Work to do
From the entries below, please gather each line containing the string "this".

Records from a dataset
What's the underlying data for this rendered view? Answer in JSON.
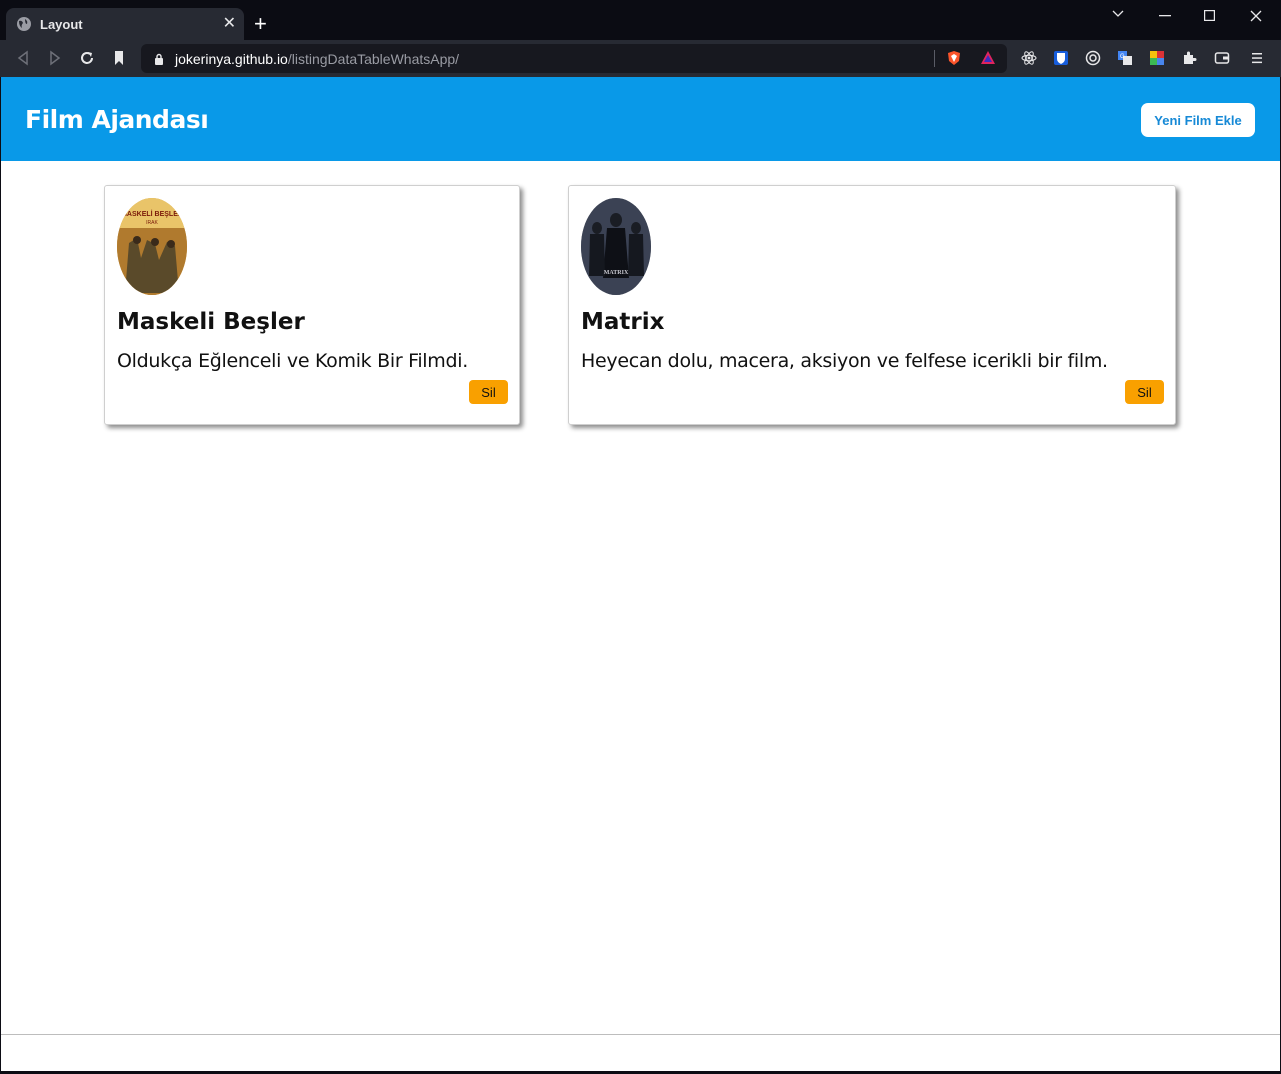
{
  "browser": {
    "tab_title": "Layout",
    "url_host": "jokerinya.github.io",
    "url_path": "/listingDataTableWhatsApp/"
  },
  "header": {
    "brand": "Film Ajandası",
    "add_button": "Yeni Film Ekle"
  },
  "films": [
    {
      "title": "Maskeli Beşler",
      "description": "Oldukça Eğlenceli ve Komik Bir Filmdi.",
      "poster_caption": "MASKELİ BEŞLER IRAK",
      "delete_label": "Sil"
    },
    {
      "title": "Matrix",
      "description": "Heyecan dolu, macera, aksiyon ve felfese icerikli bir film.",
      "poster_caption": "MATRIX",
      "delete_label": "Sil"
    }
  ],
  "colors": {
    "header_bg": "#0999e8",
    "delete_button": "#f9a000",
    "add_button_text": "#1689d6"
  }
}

...

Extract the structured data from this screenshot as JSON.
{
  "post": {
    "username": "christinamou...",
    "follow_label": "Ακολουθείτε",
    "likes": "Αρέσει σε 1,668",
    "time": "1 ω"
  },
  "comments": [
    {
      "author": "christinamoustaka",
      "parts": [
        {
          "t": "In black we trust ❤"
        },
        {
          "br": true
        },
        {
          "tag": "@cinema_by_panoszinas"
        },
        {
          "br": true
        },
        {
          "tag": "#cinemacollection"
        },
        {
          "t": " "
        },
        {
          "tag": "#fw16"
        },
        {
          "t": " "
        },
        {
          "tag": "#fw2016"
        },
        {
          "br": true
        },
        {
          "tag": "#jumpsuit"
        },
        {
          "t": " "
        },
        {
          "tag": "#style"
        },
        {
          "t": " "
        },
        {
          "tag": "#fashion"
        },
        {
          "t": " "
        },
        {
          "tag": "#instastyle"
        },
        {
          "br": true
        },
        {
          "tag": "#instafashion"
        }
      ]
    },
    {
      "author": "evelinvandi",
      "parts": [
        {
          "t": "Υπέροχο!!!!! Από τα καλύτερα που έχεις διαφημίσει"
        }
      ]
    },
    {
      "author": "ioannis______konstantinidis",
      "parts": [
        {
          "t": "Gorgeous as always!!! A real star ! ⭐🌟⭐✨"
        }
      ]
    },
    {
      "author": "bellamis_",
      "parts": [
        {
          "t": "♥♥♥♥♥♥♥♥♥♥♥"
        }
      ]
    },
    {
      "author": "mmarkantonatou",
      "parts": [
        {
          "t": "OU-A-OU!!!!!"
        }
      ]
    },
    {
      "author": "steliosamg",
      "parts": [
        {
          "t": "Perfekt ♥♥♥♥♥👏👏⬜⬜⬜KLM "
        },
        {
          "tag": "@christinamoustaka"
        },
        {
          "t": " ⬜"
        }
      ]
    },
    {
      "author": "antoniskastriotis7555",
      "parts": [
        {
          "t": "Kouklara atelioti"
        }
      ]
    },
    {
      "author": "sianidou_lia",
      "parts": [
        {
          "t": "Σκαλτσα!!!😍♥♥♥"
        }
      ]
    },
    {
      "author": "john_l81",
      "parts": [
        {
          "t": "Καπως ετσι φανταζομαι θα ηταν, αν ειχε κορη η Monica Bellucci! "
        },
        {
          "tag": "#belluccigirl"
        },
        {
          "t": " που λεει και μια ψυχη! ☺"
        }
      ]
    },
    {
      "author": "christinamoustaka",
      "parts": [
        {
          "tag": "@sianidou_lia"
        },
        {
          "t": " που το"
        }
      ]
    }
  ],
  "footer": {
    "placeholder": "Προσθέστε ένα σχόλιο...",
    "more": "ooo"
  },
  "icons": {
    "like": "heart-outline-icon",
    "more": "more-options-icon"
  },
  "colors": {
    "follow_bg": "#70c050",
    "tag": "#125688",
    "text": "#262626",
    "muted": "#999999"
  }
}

Completed task
What's the underlying data for this rendered view? Answer in JSON.
Extract the structured data from this screenshot as JSON.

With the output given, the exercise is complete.